------ Data for the task

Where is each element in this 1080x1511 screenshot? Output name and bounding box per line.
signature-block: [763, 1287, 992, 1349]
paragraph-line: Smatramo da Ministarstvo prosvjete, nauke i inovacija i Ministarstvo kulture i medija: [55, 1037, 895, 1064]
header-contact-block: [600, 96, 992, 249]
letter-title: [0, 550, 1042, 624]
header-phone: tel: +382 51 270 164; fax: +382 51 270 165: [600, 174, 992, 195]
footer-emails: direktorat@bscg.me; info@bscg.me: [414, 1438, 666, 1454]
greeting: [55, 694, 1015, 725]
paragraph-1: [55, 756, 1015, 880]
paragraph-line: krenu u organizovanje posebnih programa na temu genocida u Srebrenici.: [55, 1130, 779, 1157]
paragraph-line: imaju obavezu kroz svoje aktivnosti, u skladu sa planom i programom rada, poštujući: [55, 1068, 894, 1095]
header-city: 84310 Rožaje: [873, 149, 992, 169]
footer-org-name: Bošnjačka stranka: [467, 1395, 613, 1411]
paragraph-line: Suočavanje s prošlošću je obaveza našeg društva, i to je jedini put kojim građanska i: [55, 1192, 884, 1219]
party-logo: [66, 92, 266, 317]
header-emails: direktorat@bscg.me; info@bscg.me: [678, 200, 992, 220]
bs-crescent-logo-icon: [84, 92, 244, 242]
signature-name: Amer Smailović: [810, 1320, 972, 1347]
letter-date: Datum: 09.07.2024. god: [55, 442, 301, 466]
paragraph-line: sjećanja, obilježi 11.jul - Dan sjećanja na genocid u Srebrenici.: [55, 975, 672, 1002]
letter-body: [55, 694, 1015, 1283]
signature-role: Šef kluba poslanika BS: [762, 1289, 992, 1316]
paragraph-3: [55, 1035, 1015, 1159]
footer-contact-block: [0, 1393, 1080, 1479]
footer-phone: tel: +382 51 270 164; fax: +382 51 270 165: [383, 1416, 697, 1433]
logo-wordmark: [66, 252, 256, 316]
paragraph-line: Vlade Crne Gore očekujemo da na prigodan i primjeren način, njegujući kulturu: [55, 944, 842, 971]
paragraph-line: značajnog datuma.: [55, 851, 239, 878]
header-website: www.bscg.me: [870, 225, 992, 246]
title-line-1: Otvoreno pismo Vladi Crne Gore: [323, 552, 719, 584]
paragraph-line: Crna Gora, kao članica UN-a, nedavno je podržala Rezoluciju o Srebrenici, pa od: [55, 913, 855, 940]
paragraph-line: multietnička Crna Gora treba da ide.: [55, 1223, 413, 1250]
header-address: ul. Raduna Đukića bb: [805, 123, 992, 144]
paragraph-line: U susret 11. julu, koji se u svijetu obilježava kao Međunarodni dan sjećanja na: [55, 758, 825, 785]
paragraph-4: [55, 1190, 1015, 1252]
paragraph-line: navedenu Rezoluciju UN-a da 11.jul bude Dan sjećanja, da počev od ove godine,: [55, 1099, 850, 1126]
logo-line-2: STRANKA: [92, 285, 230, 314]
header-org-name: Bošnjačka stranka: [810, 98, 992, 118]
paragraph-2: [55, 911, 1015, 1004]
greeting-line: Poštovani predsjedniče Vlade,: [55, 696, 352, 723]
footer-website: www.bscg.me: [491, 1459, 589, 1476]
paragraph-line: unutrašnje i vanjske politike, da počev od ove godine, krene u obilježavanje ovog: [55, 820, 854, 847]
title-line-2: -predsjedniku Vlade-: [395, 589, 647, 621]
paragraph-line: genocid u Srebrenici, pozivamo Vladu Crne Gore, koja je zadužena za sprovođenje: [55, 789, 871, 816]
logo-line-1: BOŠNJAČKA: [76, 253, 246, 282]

------------
------ Data for the task

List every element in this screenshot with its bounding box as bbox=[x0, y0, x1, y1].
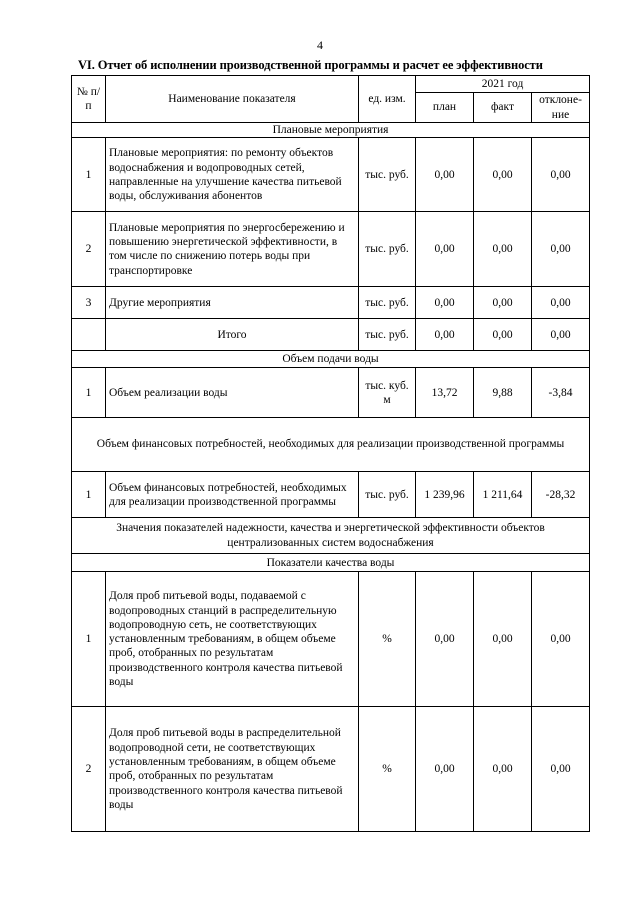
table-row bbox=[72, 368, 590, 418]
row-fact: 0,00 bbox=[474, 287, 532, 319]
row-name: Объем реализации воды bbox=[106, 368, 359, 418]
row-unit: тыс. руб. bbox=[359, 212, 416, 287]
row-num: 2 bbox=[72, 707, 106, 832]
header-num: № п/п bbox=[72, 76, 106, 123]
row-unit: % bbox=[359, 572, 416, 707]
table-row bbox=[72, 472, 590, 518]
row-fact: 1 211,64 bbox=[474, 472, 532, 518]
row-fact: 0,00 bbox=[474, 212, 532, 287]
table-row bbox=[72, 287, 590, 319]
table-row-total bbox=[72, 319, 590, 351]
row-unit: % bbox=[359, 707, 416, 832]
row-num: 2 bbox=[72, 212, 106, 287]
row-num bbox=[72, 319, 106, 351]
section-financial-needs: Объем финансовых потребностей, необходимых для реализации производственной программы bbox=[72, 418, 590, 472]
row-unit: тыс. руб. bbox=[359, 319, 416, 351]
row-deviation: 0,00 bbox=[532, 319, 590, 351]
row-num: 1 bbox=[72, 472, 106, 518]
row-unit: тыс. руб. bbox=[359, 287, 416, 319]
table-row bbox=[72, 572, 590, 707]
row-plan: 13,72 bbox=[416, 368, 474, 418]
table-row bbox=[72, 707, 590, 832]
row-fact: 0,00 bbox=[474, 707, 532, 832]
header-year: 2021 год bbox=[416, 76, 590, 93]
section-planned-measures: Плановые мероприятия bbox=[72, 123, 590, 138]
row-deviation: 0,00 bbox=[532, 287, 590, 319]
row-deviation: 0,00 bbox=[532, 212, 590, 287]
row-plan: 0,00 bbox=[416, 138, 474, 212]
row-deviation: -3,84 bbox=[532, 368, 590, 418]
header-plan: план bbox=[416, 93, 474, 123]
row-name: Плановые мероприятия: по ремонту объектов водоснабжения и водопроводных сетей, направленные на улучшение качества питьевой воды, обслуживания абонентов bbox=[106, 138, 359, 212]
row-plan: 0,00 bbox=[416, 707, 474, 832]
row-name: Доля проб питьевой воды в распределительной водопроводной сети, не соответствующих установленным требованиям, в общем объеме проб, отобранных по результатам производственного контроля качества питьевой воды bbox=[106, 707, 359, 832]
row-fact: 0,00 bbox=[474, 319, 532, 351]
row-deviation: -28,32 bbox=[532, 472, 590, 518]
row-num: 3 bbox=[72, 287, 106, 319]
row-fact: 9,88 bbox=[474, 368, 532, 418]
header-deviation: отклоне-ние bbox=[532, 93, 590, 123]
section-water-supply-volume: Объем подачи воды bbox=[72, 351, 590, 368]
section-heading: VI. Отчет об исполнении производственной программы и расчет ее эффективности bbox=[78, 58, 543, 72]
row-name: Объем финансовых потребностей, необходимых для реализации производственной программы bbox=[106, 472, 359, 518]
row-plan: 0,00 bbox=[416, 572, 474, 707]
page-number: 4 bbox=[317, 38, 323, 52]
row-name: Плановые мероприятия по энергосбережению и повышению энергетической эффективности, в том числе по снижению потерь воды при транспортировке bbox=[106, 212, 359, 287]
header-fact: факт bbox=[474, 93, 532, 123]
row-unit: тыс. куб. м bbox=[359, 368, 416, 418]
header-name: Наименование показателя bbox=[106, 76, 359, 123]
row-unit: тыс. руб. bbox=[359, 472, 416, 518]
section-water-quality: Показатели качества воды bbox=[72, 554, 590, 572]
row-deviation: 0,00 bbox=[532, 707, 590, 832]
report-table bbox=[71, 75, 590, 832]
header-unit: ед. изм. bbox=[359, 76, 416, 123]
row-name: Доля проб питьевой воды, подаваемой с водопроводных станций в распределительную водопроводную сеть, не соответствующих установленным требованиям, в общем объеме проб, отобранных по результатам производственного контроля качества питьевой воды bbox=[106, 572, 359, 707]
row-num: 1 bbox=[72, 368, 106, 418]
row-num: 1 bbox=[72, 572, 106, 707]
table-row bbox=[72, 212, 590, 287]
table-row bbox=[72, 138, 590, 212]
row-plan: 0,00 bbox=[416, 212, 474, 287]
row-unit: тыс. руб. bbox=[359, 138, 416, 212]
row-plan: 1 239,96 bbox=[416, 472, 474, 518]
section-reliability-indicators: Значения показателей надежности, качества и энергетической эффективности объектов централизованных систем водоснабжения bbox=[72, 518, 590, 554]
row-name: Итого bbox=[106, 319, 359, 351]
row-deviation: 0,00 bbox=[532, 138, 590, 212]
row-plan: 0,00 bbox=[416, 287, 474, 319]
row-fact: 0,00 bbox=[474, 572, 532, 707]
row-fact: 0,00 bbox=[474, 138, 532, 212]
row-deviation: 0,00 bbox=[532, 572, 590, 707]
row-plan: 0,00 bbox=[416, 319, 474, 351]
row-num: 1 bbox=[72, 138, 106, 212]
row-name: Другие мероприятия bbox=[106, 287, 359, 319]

------------

» Direction
Give back the material's lines from the one containing "Where is each" through the one containing "paragraph-line: Smatramo da", unchanged.

» Result of the task
Where is each element in this 1080x1511 screenshot? Output name and bounding box per line.
signature-block: [763, 1287, 992, 1349]
paragraph-line: Smatramo da Ministarstvo prosvjete, nauke i inovacija i Ministarstvo kulture i medija: [55, 1037, 895, 1064]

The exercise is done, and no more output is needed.